**DATA SUPPLIED**
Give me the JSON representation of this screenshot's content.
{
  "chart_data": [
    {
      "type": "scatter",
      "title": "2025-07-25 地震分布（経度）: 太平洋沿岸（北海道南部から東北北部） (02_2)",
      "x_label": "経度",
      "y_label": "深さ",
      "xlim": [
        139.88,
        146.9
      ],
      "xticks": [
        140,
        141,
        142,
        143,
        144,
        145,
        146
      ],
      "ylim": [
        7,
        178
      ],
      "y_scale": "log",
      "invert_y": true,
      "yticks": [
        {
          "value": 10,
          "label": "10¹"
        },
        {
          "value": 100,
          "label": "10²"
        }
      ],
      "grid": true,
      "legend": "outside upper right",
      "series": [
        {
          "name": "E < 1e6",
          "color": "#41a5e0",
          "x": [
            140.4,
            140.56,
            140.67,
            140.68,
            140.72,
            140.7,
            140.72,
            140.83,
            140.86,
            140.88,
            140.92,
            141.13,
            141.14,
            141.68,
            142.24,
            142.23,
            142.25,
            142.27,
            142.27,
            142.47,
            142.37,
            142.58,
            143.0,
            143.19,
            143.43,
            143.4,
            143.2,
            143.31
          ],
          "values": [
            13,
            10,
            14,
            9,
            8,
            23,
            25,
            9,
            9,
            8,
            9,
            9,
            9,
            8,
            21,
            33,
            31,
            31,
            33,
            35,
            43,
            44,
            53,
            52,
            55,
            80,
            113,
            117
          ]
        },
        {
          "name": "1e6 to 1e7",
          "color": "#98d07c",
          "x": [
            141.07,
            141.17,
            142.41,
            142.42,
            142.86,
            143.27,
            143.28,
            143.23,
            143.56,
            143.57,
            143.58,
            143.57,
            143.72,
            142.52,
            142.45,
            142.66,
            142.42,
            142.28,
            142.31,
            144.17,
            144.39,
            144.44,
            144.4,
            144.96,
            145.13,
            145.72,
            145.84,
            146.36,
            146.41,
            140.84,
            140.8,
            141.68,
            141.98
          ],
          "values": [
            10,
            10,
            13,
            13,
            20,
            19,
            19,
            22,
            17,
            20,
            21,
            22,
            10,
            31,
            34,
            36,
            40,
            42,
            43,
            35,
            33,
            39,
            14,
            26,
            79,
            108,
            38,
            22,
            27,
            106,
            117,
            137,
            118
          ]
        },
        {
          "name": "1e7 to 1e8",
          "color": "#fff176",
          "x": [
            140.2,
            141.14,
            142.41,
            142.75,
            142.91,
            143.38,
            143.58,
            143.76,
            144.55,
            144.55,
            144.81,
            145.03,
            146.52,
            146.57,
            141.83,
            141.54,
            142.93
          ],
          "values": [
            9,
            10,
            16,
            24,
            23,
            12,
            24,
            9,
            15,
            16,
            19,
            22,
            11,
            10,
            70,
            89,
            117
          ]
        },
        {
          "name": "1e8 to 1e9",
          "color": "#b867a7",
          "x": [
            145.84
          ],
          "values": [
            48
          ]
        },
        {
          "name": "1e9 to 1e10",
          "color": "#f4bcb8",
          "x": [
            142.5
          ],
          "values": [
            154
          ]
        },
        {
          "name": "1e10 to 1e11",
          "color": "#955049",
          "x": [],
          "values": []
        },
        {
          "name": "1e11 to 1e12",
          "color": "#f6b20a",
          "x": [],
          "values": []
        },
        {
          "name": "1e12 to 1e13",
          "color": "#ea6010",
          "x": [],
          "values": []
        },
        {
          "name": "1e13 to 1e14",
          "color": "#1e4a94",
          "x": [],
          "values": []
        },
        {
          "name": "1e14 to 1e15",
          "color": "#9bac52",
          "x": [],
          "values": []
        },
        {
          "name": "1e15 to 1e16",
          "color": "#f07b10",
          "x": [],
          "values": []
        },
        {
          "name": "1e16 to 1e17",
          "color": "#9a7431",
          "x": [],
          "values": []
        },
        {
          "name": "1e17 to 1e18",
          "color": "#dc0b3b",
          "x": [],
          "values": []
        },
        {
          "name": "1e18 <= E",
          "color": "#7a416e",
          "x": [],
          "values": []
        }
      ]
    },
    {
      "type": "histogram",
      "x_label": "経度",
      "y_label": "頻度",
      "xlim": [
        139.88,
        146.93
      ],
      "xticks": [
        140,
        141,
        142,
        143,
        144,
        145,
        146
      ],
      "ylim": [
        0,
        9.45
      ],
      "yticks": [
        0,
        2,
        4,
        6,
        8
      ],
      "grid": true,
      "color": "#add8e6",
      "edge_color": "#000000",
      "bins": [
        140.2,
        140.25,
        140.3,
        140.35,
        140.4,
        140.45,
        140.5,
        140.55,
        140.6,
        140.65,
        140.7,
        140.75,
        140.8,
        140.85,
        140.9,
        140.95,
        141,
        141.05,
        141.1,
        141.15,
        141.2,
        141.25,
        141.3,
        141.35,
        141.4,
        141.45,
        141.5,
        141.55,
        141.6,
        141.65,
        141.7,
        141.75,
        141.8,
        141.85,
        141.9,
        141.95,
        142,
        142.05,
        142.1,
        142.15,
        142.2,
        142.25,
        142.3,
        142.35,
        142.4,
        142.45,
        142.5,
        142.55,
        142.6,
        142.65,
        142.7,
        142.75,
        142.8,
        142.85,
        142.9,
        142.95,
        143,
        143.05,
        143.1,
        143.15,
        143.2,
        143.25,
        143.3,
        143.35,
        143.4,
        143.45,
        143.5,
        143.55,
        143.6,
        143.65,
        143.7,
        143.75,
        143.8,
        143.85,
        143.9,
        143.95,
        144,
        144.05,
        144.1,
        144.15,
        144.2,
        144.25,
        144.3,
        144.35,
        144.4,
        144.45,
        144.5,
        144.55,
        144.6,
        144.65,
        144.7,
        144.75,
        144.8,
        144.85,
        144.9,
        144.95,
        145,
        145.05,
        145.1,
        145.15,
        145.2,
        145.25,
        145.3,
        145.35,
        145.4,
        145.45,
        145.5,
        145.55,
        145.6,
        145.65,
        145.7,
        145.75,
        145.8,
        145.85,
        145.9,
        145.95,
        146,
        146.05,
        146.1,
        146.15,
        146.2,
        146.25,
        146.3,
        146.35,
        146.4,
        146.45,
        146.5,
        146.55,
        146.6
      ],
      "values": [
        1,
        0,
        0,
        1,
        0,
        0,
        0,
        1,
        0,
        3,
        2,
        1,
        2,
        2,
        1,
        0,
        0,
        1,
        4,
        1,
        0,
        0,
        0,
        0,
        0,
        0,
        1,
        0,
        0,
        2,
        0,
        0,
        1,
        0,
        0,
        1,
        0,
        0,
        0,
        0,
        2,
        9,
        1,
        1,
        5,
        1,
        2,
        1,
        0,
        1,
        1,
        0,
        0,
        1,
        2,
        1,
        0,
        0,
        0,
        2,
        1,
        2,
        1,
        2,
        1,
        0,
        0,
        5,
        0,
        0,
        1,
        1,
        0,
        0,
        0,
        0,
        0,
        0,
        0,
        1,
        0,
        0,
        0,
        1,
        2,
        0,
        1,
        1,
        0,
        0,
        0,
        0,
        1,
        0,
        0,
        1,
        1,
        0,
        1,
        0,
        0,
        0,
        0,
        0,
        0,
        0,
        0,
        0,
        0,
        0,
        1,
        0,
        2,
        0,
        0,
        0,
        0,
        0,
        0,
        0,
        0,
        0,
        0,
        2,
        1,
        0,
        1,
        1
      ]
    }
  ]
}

**GIVEN PROBLEM**
Each entry above is to be quoted exactly.

**FINISHED EXERCISE**
Give me the JSON representation of this screenshot's content.
{
  "chart_data": [
    {
      "type": "scatter",
      "title": "2025-07-25 地震分布（経度）: 太平洋沿岸（北海道南部から東北北部） (02_2)",
      "x_label": "経度",
      "y_label": "深さ",
      "xlim": [
        139.88,
        146.9
      ],
      "xticks": [
        140,
        141,
        142,
        143,
        144,
        145,
        146
      ],
      "ylim": [
        7,
        178
      ],
      "y_scale": "log",
      "invert_y": true,
      "yticks": [
        {
          "value": 10,
          "label": "10¹"
        },
        {
          "value": 100,
          "label": "10²"
        }
      ],
      "grid": true,
      "legend": "outside upper right",
      "series": [
        {
          "name": "E < 1e6",
          "color": "#41a5e0",
          "x": [
            140.4,
            140.56,
            140.67,
            140.68,
            140.72,
            140.7,
            140.72,
            140.83,
            140.86,
            140.88,
            140.92,
            141.13,
            141.14,
            141.68,
            142.24,
            142.23,
            142.25,
            142.27,
            142.27,
            142.47,
            142.37,
            142.58,
            143.0,
            143.19,
            143.43,
            143.4,
            143.2,
            143.31
          ],
          "values": [
            13,
            10,
            14,
            9,
            8,
            23,
            25,
            9,
            9,
            8,
            9,
            9,
            9,
            8,
            21,
            33,
            31,
            31,
            33,
            35,
            43,
            44,
            53,
            52,
            55,
            80,
            113,
            117
          ]
        },
        {
          "name": "1e6 to 1e7",
          "color": "#98d07c",
          "x": [
            141.07,
            141.17,
            142.41,
            142.42,
            142.86,
            143.27,
            143.28,
            143.23,
            143.56,
            143.57,
            143.58,
            143.57,
            143.72,
            142.52,
            142.45,
            142.66,
            142.42,
            142.28,
            142.31,
            144.17,
            144.39,
            144.44,
            144.4,
            144.96,
            145.13,
            145.72,
            145.84,
            146.36,
            146.41,
            140.84,
            140.8,
            141.68,
            141.98
          ],
          "values": [
            10,
            10,
            13,
            13,
            20,
            19,
            19,
            22,
            17,
            20,
            21,
            22,
            10,
            31,
            34,
            36,
            40,
            42,
            43,
            35,
            33,
            39,
            14,
            26,
            79,
            108,
            38,
            22,
            27,
            106,
            117,
            137,
            118
          ]
        },
        {
          "name": "1e7 to 1e8",
          "color": "#fff176",
          "x": [
            140.2,
            141.14,
            142.41,
            142.75,
            142.91,
            143.38,
            143.58,
            143.76,
            144.55,
            144.55,
            144.81,
            145.03,
            146.52,
            146.57,
            141.83,
            141.54,
            142.93
          ],
          "values": [
            9,
            10,
            16,
            24,
            23,
            12,
            24,
            9,
            15,
            16,
            19,
            22,
            11,
            10,
            70,
            89,
            117
          ]
        },
        {
          "name": "1e8 to 1e9",
          "color": "#b867a7",
          "x": [
            145.84
          ],
          "values": [
            48
          ]
        },
        {
          "name": "1e9 to 1e10",
          "color": "#f4bcb8",
          "x": [
            142.5
          ],
          "values": [
            154
          ]
        },
        {
          "name": "1e10 to 1e11",
          "color": "#955049",
          "x": [],
          "values": []
        },
        {
          "name": "1e11 to 1e12",
          "color": "#f6b20a",
          "x": [],
          "values": []
        },
        {
          "name": "1e12 to 1e13",
          "color": "#ea6010",
          "x": [],
          "values": []
        },
        {
          "name": "1e13 to 1e14",
          "color": "#1e4a94",
          "x": [],
          "values": []
        },
        {
          "name": "1e14 to 1e15",
          "color": "#9bac52",
          "x": [],
          "values": []
        },
        {
          "name": "1e15 to 1e16",
          "color": "#f07b10",
          "x": [],
          "values": []
        },
        {
          "name": "1e16 to 1e17",
          "color": "#9a7431",
          "x": [],
          "values": []
        },
        {
          "name": "1e17 to 1e18",
          "color": "#dc0b3b",
          "x": [],
          "values": []
        },
        {
          "name": "1e18 <= E",
          "color": "#7a416e",
          "x": [],
          "values": []
        }
      ]
    },
    {
      "type": "histogram",
      "x_label": "経度",
      "y_label": "頻度",
      "xlim": [
        139.88,
        146.93
      ],
      "xticks": [
        140,
        141,
        142,
        143,
        144,
        145,
        146
      ],
      "ylim": [
        0,
        9.45
      ],
      "yticks": [
        0,
        2,
        4,
        6,
        8
      ],
      "grid": true,
      "color": "#add8e6",
      "edge_color": "#000000",
      "bins": [
        140.2,
        140.25,
        140.3,
        140.35,
        140.4,
        140.45,
        140.5,
        140.55,
        140.6,
        140.65,
        140.7,
        140.75,
        140.8,
        140.85,
        140.9,
        140.95,
        141,
        141.05,
        141.1,
        141.15,
        141.2,
        141.25,
        141.3,
        141.35,
        141.4,
        141.45,
        141.5,
        141.55,
        141.6,
        141.65,
        141.7,
        141.75,
        141.8,
        141.85,
        141.9,
        141.95,
        142,
        142.05,
        142.1,
        142.15,
        142.2,
        142.25,
        142.3,
        142.35,
        142.4,
        142.45,
        142.5,
        142.55,
        142.6,
        142.65,
        142.7,
        142.75,
        142.8,
        142.85,
        142.9,
        142.95,
        143,
        143.05,
        143.1,
        143.15,
        143.2,
        143.25,
        143.3,
        143.35,
        143.4,
        143.45,
        143.5,
        143.55,
        143.6,
        143.65,
        143.7,
        143.75,
        143.8,
        143.85,
        143.9,
        143.95,
        144,
        144.05,
        144.1,
        144.15,
        144.2,
        144.25,
        144.3,
        144.35,
        144.4,
        144.45,
        144.5,
        144.55,
        144.6,
        144.65,
        144.7,
        144.75,
        144.8,
        144.85,
        144.9,
        144.95,
        145,
        145.05,
        145.1,
        145.15,
        145.2,
        145.25,
        145.3,
        145.35,
        145.4,
        145.45,
        145.5,
        145.55,
        145.6,
        145.65,
        145.7,
        145.75,
        145.8,
        145.85,
        145.9,
        145.95,
        146,
        146.05,
        146.1,
        146.15,
        146.2,
        146.25,
        146.3,
        146.35,
        146.4,
        146.45,
        146.5,
        146.55,
        146.6
      ],
      "values": [
        1,
        0,
        0,
        1,
        0,
        0,
        0,
        1,
        0,
        3,
        2,
        1,
        2,
        2,
        1,
        0,
        0,
        1,
        4,
        1,
        0,
        0,
        0,
        0,
        0,
        0,
        1,
        0,
        0,
        2,
        0,
        0,
        1,
        0,
        0,
        1,
        0,
        0,
        0,
        0,
        2,
        9,
        1,
        1,
        5,
        1,
        2,
        1,
        0,
        1,
        1,
        0,
        0,
        1,
        2,
        1,
        0,
        0,
        0,
        2,
        1,
        2,
        1,
        2,
        1,
        0,
        0,
        5,
        0,
        0,
        1,
        1,
        0,
        0,
        0,
        0,
        0,
        0,
        0,
        1,
        0,
        0,
        0,
        1,
        2,
        0,
        1,
        1,
        0,
        0,
        0,
        0,
        1,
        0,
        0,
        1,
        1,
        0,
        1,
        0,
        0,
        0,
        0,
        0,
        0,
        0,
        0,
        0,
        0,
        0,
        1,
        0,
        2,
        0,
        0,
        0,
        0,
        0,
        0,
        0,
        0,
        0,
        0,
        2,
        1,
        0,
        1,
        1
      ]
    }
  ]
}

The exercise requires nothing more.